(Dataset entries)
==============================

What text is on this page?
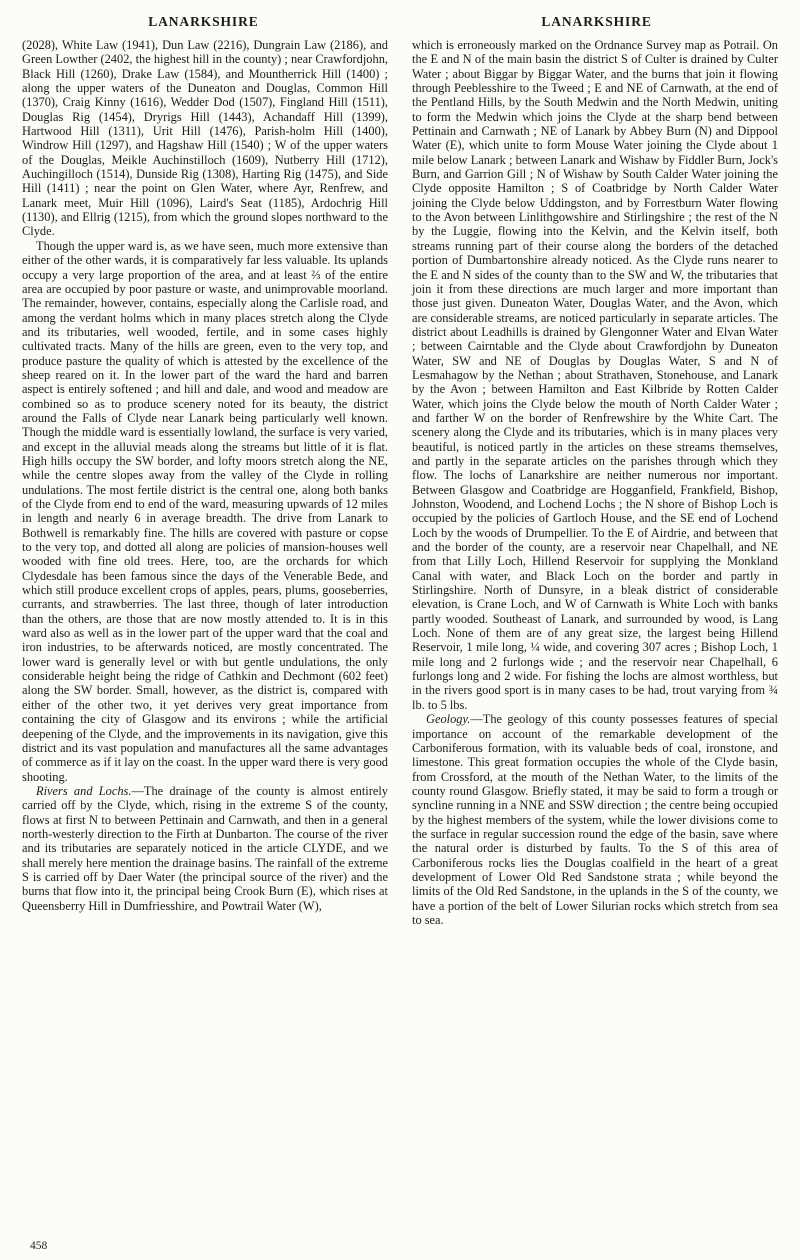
LANARKSHIRE	LANARKSHIRE

(2028), White Law (1941), Dun Law (2216), Dungrain Law (2186), and Green Lowther (2402, the highest hill in the county) ; near Crawfordjohn, Black Hill (1260), Drake Law (1584), and Mountherrick Hill (1400) ; along the upper waters of the Duneaton and Douglas, Common Hill (1370), Craig Kinny (1616), Wedder Dod (1507), Fingland Hill (1511), Douglas Rig (1454), Dryrigs Hill (1443), Achandaff Hill (1399), Hartwood Hill (1311), Urit Hill (1476), Parish-holm Hill (1400), Windrow Hill (1297), and Hagshaw Hill (1540) ; W of the upper waters of the Douglas, Meikle Auchinstilloch (1609), Nutberry Hill (1712), Auchingilloch (1514), Dunside Rig (1308), Harting Rig (1475), and Side Hill (1411) ; near the point on Glen Water, where Ayr, Renfrew, and Lanark meet, Muir Hill (1096), Laird's Seat (1185), Ardochrig Hill (1130), and Ellrig (1215), from which the ground slopes northward to the Clyde.

Though the upper ward is, as we have seen, much more extensive than either of the other wards, it is comparatively far less valuable. Its uplands occupy a very large proportion of the area, and at least ⅔ of the entire area are occupied by poor pasture or waste, and unimprovable moorland. The remainder, however, contains, especially along the Carlisle road, and among the verdant holms which in many places stretch along the Clyde and its tributaries, well wooded, fertile, and in some cases highly cultivated tracts. Many of the hills are green, even to the very top, and produce pasture the quality of which is attested by the excellence of the sheep reared on it. In the lower part of the ward the hard and barren aspect is entirely softened ; and hill and dale, and wood and meadow are combined so as to produce scenery noted for its beauty, the district around the Falls of Clyde near Lanark being particularly well known. Though the middle ward is essentially lowland, the surface is very varied, and except in the alluvial meads along the streams but little of it is flat. High hills occupy the SW border, and lofty moors stretch along the NE, while the centre slopes away from the valley of the Clyde in rolling undulations. The most fertile district is the central one, along both banks of the Clyde from end to end of the ward, measuring upwards of 12 miles in length and nearly 6 in average breadth. The drive from Lanark to Bothwell is remarkably fine. The hills are covered with pasture or copse to the very top, and dotted all along are policies of mansion-houses well wooded with fine old trees. Here, too, are the orchards for which Clydesdale has been famous since the days of the Venerable Bede, and which still produce excellent crops of apples, pears, plums, gooseberries, currants, and strawberries. The last three, though of later introduction than the others, are those that are now mostly attended to. It is in this ward also as well as in the lower part of the upper ward that the coal and iron industries, to be afterwards noticed, are mostly concentrated. The lower ward is generally level or with but gentle undulations, the only considerable height being the ridge of Cathkin and Dechmont (602 feet) along the SW border. Small, however, as the district is, compared with either of the other two, it yet derives very great importance from containing the city of Glasgow and its environs ; while the artificial deepening of the Clyde, and the improvements in its navigation, give this district and its vast population and manufactures all the same advantages of commerce as if it lay on the coast. In the upper ward there is very good shooting.

Rivers and Lochs.—The drainage of the county is almost entirely carried off by the Clyde, which, rising in the extreme S of the county, flows at first N to between Pettinain and Carnwath, and then in a general north-westerly direction to the Firth at Dunbarton. The course of the river and its tributaries are separately noticed in the article CLYDE, and we shall merely here mention the drainage basins. The rainfall of the extreme S is carried off by Daer Water (the principal source of the river) and the burns that flow into it, the principal being Crook Burn (E), which rises at Queensberry Hill in Dumfriesshire, and Powtrail Water (W),

which is erroneously marked on the Ordnance Survey map as Potrail. On the E and N of the main basin the district S of Culter is drained by Culter Water ; about Biggar by Biggar Water, and the burns that join it flowing through Peeblesshire to the Tweed ; E and NE of Carnwath, at the end of the Pentland Hills, by the South Medwin and the North Medwin, uniting to form the Medwin which joins the Clyde at the sharp bend between Pettinain and Carnwath ; NE of Lanark by Abbey Burn (N) and Dippool Water (E), which unite to form Mouse Water joining the Clyde about 1 mile below Lanark ; between Lanark and Wishaw by Fiddler Burn, Jock's Burn, and Garrion Gill ; N of Wishaw by South Calder Water joining the Clyde opposite Hamilton ; S of Coatbridge by North Calder Water joining the Clyde below Uddingston, and by Forrestburn Water flowing to the Avon between Linlithgowshire and Stirlingshire ; the rest of the N by the Luggie, flowing into the Kelvin, and the Kelvin itself, both streams running part of their course along the borders of the detached portion of Dumbartonshire already noticed. As the Clyde runs nearer to the E and N sides of the county than to the SW and W, the tributaries that join it from these directions are much larger and more important than those just given. Duneaton Water, Douglas Water, and the Avon, which are considerable streams, are noticed particularly in separate articles. The district about Leadhills is drained by Glengonner Water and Elvan Water ; between Cairntable and the Clyde about Crawfordjohn by Duneaton Water, SW and NE of Douglas by Douglas Water, S and N of Lesmahagow by the Nethan ; about Strathaven, Stonehouse, and Lanark by the Avon ; between Hamilton and East Kilbride by Rotten Calder Water, which joins the Clyde below the mouth of North Calder Water ; and farther W on the border of Renfrewshire by the White Cart. The scenery along the Clyde and its tributaries, which is in many places very beautiful, is noticed partly in the articles on these streams themselves, and partly in the separate articles on the parishes through which they flow. The lochs of Lanarkshire are neither numerous nor important. Between Glasgow and Coatbridge are Hogganfield, Frankfield, Bishop, Johnston, Woodend, and Lochend Lochs ; the N shore of Bishop Loch is occupied by the policies of Gartloch House, and the SE end of Lochend Loch by the woods of Drumpellier. To the E of Airdrie, and between that and the border of the county, are a reservoir near Chapelhall, and NE from that Lilly Loch, Hillend Reservoir for supplying the Monkland Canal with water, and Black Loch on the border and partly in Stirlingshire. North of Dunsyre, in a bleak district of considerable elevation, is Crane Loch, and W of Carnwath is White Loch with banks partly wooded. Southeast of Lanark, and surrounded by wood, is Lang Loch. None of them are of any great size, the largest being Hillend Reservoir, 1 mile long, ¼ wide, and covering 307 acres ; Bishop Loch, 1 mile long and 2 furlongs wide ; and the reservoir near Chapelhall, 6 furlongs long and 2 wide. For fishing the lochs are almost worthless, but in the rivers good sport is in many cases to be had, trout varying from ¾ lb. to 5 lbs.

Geology.—The geology of this county possesses features of special importance on account of the remarkable development of the Carboniferous formation, with its valuable beds of coal, ironstone, and limestone. This great formation occupies the whole of the Clyde basin, from Crossford, at the mouth of the Nethan Water, to the limits of the county round Glasgow. Briefly stated, it may be said to form a trough or syncline running in a NNE and SSW direction ; the centre being occupied by the highest members of the system, while the lower divisions come to the surface in regular succession round the edge of the basin, save where the natural order is disturbed by faults. To the S of this area of Carboniferous rocks lies the Douglas coalfield in the heart of a great development of Lower Old Red Sandstone strata ; while beyond the limits of the Old Red Sandstone, in the uplands in the S of the county, we have a portion of the belt of Lower Silurian rocks which stretch from sea to sea.

458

==============================

#### [WRITTEN EXERCISE]
All entries are to be retyped exactly. Omit any embedded images.

#### [CORRECT OUTPUT]
What text is on this page?
LANARKSHIRE	LANARKSHIRE

(2028), White Law (1941), Dun Law (2216), Dungrain Law (2186), and Green Lowther (2402, the highest hill in the county) ; near Crawfordjohn, Black Hill (1260), Drake Law (1584), and Mountherrick Hill (1400) ; along the upper waters of the Duneaton and Douglas, Common Hill (1370), Craig Kinny (1616), Wedder Dod (1507), Fingland Hill (1511), Douglas Rig (1454), Dryrigs Hill (1443), Achandaff Hill (1399), Hartwood Hill (1311), Urit Hill (1476), Parish-holm Hill (1400), Windrow Hill (1297), and Hagshaw Hill (1540) ; W of the upper waters of the Douglas, Meikle Auchinstilloch (1609), Nutberry Hill (1712), Auchingilloch (1514), Dunside Rig (1308), Harting Rig (1475), and Side Hill (1411) ; near the point on Glen Water, where Ayr, Renfrew, and Lanark meet, Muir Hill (1096), Laird's Seat (1185), Ardochrig Hill (1130), and Ellrig (1215), from which the ground slopes northward to the Clyde.

Though the upper ward is, as we have seen, much more extensive than either of the other wards, it is comparatively far less valuable. Its uplands occupy a very large proportion of the area, and at least ⅔ of the entire area are occupied by poor pasture or waste, and unimprovable moorland. The remainder, however, contains, especially along the Carlisle road, and among the verdant holms which in many places stretch along the Clyde and its tributaries, well wooded, fertile, and in some cases highly cultivated tracts. Many of the hills are green, even to the very top, and produce pasture the quality of which is attested by the excellence of the sheep reared on it. In the lower part of the ward the hard and barren aspect is entirely softened ; and hill and dale, and wood and meadow are combined so as to produce scenery noted for its beauty, the district around the Falls of Clyde near Lanark being particularly well known. Though the middle ward is essentially lowland, the surface is very varied, and except in the alluvial meads along the streams but little of it is flat. High hills occupy the SW border, and lofty moors stretch along the NE, while the centre slopes away from the valley of the Clyde in rolling undulations. The most fertile district is the central one, along both banks of the Clyde from end to end of the ward, measuring upwards of 12 miles in length and nearly 6 in average breadth. The drive from Lanark to Bothwell is remarkably fine. The hills are covered with pasture or copse to the very top, and dotted all along are policies of mansion-houses well wooded with fine old trees. Here, too, are the orchards for which Clydesdale has been famous since the days of the Venerable Bede, and which still produce excellent crops of apples, pears, plums, gooseberries, currants, and strawberries. The last three, though of later introduction than the others, are those that are now mostly attended to. It is in this ward also as well as in the lower part of the upper ward that the coal and iron industries, to be afterwards noticed, are mostly concentrated. The lower ward is generally level or with but gentle undulations, the only considerable height being the ridge of Cathkin and Dechmont (602 feet) along the SW border. Small, however, as the district is, compared with either of the other two, it yet derives very great importance from containing the city of Glasgow and its environs ; while the artificial deepening of the Clyde, and the improvements in its navigation, give this district and its vast population and manufactures all the same advantages of commerce as if it lay on the coast. In the upper ward there is very good shooting.

Rivers and Lochs.—The drainage of the county is almost entirely carried off by the Clyde, which, rising in the extreme S of the county, flows at first N to between Pettinain and Carnwath, and then in a general north-westerly direction to the Firth at Dunbarton. The course of the river and its tributaries are separately noticed in the article CLYDE, and we shall merely here mention the drainage basins. The rainfall of the extreme S is carried off by Daer Water (the principal source of the river) and the burns that flow into it, the principal being Crook Burn (E), which rises at Queensberry Hill in Dumfriesshire, and Powtrail Water (W),

which is erroneously marked on the Ordnance Survey map as Potrail. On the E and N of the main basin the district S of Culter is drained by Culter Water ; about Biggar by Biggar Water, and the burns that join it flowing through Peeblesshire to the Tweed ; E and NE of Carnwath, at the end of the Pentland Hills, by the South Medwin and the North Medwin, uniting to form the Medwin which joins the Clyde at the sharp bend between Pettinain and Carnwath ; NE of Lanark by Abbey Burn (N) and Dippool Water (E), which unite to form Mouse Water joining the Clyde about 1 mile below Lanark ; between Lanark and Wishaw by Fiddler Burn, Jock's Burn, and Garrion Gill ; N of Wishaw by South Calder Water joining the Clyde opposite Hamilton ; S of Coatbridge by North Calder Water joining the Clyde below Uddingston, and by Forrestburn Water flowing to the Avon between Linlithgowshire and Stirlingshire ; the rest of the N by the Luggie, flowing into the Kelvin, and the Kelvin itself, both streams running part of their course along the borders of the detached portion of Dumbartonshire already noticed. As the Clyde runs nearer to the E and N sides of the county than to the SW and W, the tributaries that join it from these directions are much larger and more important than those just given. Duneaton Water, Douglas Water, and the Avon, which are considerable streams, are noticed particularly in separate articles. The district about Leadhills is drained by Glengonner Water and Elvan Water ; between Cairntable and the Clyde about Crawfordjohn by Duneaton Water, SW and NE of Douglas by Douglas Water, S and N of Lesmahagow by the Nethan ; about Strathaven, Stonehouse, and Lanark by the Avon ; between Hamilton and East Kilbride by Rotten Calder Water, which joins the Clyde below the mouth of North Calder Water ; and farther W on the border of Renfrewshire by the White Cart. The scenery along the Clyde and its tributaries, which is in many places very beautiful, is noticed partly in the articles on these streams themselves, and partly in the separate articles on the parishes through which they flow. The lochs of Lanarkshire are neither numerous nor important. Between Glasgow and Coatbridge are Hogganfield, Frankfield, Bishop, Johnston, Woodend, and Lochend Lochs ; the N shore of Bishop Loch is occupied by the policies of Gartloch House, and the SE end of Lochend Loch by the woods of Drumpellier. To the E of Airdrie, and between that and the border of the county, are a reservoir near Chapelhall, and NE from that Lilly Loch, Hillend Reservoir for supplying the Monkland Canal with water, and Black Loch on the border and partly in Stirlingshire. North of Dunsyre, in a bleak district of considerable elevation, is Crane Loch, and W of Carnwath is White Loch with banks partly wooded. Southeast of Lanark, and surrounded by wood, is Lang Loch. None of them are of any great size, the largest being Hillend Reservoir, 1 mile long, ¼ wide, and covering 307 acres ; Bishop Loch, 1 mile long and 2 furlongs wide ; and the reservoir near Chapelhall, 6 furlongs long and 2 wide. For fishing the lochs are almost worthless, but in the rivers good sport is in many cases to be had, trout varying from ¾ lb. to 5 lbs.

Geology.—The geology of this county possesses features of special importance on account of the remarkable development of the Carboniferous formation, with its valuable beds of coal, ironstone, and limestone. This great formation occupies the whole of the Clyde basin, from Crossford, at the mouth of the Nethan Water, to the limits of the county round Glasgow. Briefly stated, it may be said to form a trough or syncline running in a NNE and SSW direction ; the centre being occupied by the highest members of the system, while the lower divisions come to the surface in regular succession round the edge of the basin, save where the natural order is disturbed by faults. To the S of this area of Carboniferous rocks lies the Douglas coalfield in the heart of a great development of Lower Old Red Sandstone strata ; while beyond the limits of the Old Red Sandstone, in the uplands in the S of the county, we have a portion of the belt of Lower Silurian rocks which stretch from sea to sea.

458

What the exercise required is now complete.